══ TASK MATERIAL
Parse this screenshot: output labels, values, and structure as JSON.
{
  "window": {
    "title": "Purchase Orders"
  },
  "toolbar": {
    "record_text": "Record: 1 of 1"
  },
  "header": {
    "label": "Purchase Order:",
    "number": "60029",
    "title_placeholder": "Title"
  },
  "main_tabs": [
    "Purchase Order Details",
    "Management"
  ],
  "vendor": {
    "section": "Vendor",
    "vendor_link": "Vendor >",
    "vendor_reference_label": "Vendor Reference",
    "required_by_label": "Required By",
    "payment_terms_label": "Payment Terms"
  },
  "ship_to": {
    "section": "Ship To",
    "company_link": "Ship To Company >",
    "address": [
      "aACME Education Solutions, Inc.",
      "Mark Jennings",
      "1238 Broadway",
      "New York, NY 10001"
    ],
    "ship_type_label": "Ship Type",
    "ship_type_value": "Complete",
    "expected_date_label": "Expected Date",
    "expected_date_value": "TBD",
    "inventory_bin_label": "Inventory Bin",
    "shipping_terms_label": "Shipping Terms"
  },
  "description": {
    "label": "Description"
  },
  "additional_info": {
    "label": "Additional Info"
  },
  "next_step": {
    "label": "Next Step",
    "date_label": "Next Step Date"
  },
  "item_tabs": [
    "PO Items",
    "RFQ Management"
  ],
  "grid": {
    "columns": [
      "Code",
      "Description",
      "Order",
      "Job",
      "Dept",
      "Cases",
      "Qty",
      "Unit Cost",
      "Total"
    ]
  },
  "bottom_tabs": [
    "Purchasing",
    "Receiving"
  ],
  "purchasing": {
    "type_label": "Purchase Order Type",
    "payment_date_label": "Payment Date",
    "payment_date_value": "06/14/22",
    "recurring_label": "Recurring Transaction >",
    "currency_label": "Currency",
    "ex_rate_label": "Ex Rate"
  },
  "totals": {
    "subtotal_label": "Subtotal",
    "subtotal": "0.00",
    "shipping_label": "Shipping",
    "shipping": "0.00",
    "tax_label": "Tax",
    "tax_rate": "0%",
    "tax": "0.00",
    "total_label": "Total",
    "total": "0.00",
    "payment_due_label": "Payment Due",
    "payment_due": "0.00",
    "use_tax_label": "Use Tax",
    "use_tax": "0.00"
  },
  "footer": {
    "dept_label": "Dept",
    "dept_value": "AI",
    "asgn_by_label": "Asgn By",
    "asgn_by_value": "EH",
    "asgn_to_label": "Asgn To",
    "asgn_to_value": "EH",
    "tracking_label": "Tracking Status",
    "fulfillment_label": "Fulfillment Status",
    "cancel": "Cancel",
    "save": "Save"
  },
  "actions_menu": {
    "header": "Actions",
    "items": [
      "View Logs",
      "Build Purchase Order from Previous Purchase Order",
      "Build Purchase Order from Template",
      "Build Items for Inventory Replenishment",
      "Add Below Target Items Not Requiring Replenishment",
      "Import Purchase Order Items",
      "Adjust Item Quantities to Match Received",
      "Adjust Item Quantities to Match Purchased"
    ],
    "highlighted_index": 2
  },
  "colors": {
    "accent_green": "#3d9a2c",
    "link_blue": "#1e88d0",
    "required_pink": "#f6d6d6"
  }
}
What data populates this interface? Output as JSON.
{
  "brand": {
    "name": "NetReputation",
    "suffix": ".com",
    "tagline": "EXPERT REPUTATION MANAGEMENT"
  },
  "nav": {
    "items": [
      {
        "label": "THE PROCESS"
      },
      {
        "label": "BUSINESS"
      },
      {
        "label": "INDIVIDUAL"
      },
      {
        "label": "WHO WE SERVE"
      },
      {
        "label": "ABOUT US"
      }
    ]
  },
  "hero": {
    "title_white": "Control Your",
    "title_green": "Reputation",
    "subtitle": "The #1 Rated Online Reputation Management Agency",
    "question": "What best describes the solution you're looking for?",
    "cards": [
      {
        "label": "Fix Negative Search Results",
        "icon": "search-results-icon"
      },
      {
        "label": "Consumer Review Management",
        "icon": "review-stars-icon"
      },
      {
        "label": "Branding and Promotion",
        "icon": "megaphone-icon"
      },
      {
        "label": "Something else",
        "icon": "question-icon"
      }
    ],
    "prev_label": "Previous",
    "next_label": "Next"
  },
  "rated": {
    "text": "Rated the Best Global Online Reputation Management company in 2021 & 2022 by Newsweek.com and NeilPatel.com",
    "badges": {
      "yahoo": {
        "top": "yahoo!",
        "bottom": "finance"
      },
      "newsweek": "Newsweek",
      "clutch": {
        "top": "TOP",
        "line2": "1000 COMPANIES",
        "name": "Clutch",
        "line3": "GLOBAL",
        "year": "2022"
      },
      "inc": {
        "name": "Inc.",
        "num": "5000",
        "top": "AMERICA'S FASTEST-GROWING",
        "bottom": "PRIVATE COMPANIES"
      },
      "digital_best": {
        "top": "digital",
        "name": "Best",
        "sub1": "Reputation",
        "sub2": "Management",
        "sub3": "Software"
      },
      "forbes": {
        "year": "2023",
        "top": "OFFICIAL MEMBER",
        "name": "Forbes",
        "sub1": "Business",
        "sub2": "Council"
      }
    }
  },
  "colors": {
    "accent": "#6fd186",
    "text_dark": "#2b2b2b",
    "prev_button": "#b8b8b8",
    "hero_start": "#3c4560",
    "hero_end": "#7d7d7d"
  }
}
════
## YOUR INSTRUCTIONS
Each record above should be restated word for word.

## OUTPUT BELOW
Parse this screenshot: output labels, values, and structure as JSON.
{
  "window": {
    "title": "Purchase Orders"
  },
  "toolbar": {
    "record_text": "Record: 1 of 1"
  },
  "header": {
    "label": "Purchase Order:",
    "number": "60029",
    "title_placeholder": "Title"
  },
  "main_tabs": [
    "Purchase Order Details",
    "Management"
  ],
  "vendor": {
    "section": "Vendor",
    "vendor_link": "Vendor >",
    "vendor_reference_label": "Vendor Reference",
    "required_by_label": "Required By",
    "payment_terms_label": "Payment Terms"
  },
  "ship_to": {
    "section": "Ship To",
    "company_link": "Ship To Company >",
    "address": [
      "aACME Education Solutions, Inc.",
      "Mark Jennings",
      "1238 Broadway",
      "New York, NY 10001"
    ],
    "ship_type_label": "Ship Type",
    "ship_type_value": "Complete",
    "expected_date_label": "Expected Date",
    "expected_date_value": "TBD",
    "inventory_bin_label": "Inventory Bin",
    "shipping_terms_label": "Shipping Terms"
  },
  "description": {
    "label": "Description"
  },
  "additional_info": {
    "label": "Additional Info"
  },
  "next_step": {
    "label": "Next Step",
    "date_label": "Next Step Date"
  },
  "item_tabs": [
    "PO Items",
    "RFQ Management"
  ],
  "grid": {
    "columns": [
      "Code",
      "Description",
      "Order",
      "Job",
      "Dept",
      "Cases",
      "Qty",
      "Unit Cost",
      "Total"
    ]
  },
  "bottom_tabs": [
    "Purchasing",
    "Receiving"
  ],
  "purchasing": {
    "type_label": "Purchase Order Type",
    "payment_date_label": "Payment Date",
    "payment_date_value": "06/14/22",
    "recurring_label": "Recurring Transaction >",
    "currency_label": "Currency",
    "ex_rate_label": "Ex Rate"
  },
  "totals": {
    "subtotal_label": "Subtotal",
    "subtotal": "0.00",
    "shipping_label": "Shipping",
    "shipping": "0.00",
    "tax_label": "Tax",
    "tax_rate": "0%",
    "tax": "0.00",
    "total_label": "Total",
    "total": "0.00",
    "payment_due_label": "Payment Due",
    "payment_due": "0.00",
    "use_tax_label": "Use Tax",
    "use_tax": "0.00"
  },
  "footer": {
    "dept_label": "Dept",
    "dept_value": "AI",
    "asgn_by_label": "Asgn By",
    "asgn_by_value": "EH",
    "asgn_to_label": "Asgn To",
    "asgn_to_value": "EH",
    "tracking_label": "Tracking Status",
    "fulfillment_label": "Fulfillment Status",
    "cancel": "Cancel",
    "save": "Save"
  },
  "actions_menu": {
    "header": "Actions",
    "items": [
      "View Logs",
      "Build Purchase Order from Previous Purchase Order",
      "Build Purchase Order from Template",
      "Build Items for Inventory Replenishment",
      "Add Below Target Items Not Requiring Replenishment",
      "Import Purchase Order Items",
      "Adjust Item Quantities to Match Received",
      "Adjust Item Quantities to Match Purchased"
    ],
    "highlighted_index": 2
  },
  "colors": {
    "accent_green": "#3d9a2c",
    "link_blue": "#1e88d0",
    "required_pink": "#f6d6d6"
  }
}
What data populates this interface? Output as JSON.
{
  "brand": {
    "name": "NetReputation",
    "suffix": ".com",
    "tagline": "EXPERT REPUTATION MANAGEMENT"
  },
  "nav": {
    "items": [
      {
        "label": "THE PROCESS"
      },
      {
        "label": "BUSINESS"
      },
      {
        "label": "INDIVIDUAL"
      },
      {
        "label": "WHO WE SERVE"
      },
      {
        "label": "ABOUT US"
      }
    ]
  },
  "hero": {
    "title_white": "Control Your",
    "title_green": "Reputation",
    "subtitle": "The #1 Rated Online Reputation Management Agency",
    "question": "What best describes the solution you're looking for?",
    "cards": [
      {
        "label": "Fix Negative Search Results",
        "icon": "search-results-icon"
      },
      {
        "label": "Consumer Review Management",
        "icon": "review-stars-icon"
      },
      {
        "label": "Branding and Promotion",
        "icon": "megaphone-icon"
      },
      {
        "label": "Something else",
        "icon": "question-icon"
      }
    ],
    "prev_label": "Previous",
    "next_label": "Next"
  },
  "rated": {
    "text": "Rated the Best Global Online Reputation Management company in 2021 & 2022 by Newsweek.com and NeilPatel.com",
    "badges": {
      "yahoo": {
        "top": "yahoo!",
        "bottom": "finance"
      },
      "newsweek": "Newsweek",
      "clutch": {
        "top": "TOP",
        "line2": "1000 COMPANIES",
        "name": "Clutch",
        "line3": "GLOBAL",
        "year": "2022"
      },
      "inc": {
        "name": "Inc.",
        "num": "5000",
        "top": "AMERICA'S FASTEST-GROWING",
        "bottom": "PRIVATE COMPANIES"
      },
      "digital_best": {
        "top": "digital",
        "name": "Best",
        "sub1": "Reputation",
        "sub2": "Management",
        "sub3": "Software"
      },
      "forbes": {
        "year": "2023",
        "top": "OFFICIAL MEMBER",
        "name": "Forbes",
        "sub1": "Business",
        "sub2": "Council"
      }
    }
  },
  "colors": {
    "accent": "#6fd186",
    "text_dark": "#2b2b2b",
    "prev_button": "#b8b8b8",
    "hero_start": "#3c4560",
    "hero_end": "#7d7d7d"
  }
}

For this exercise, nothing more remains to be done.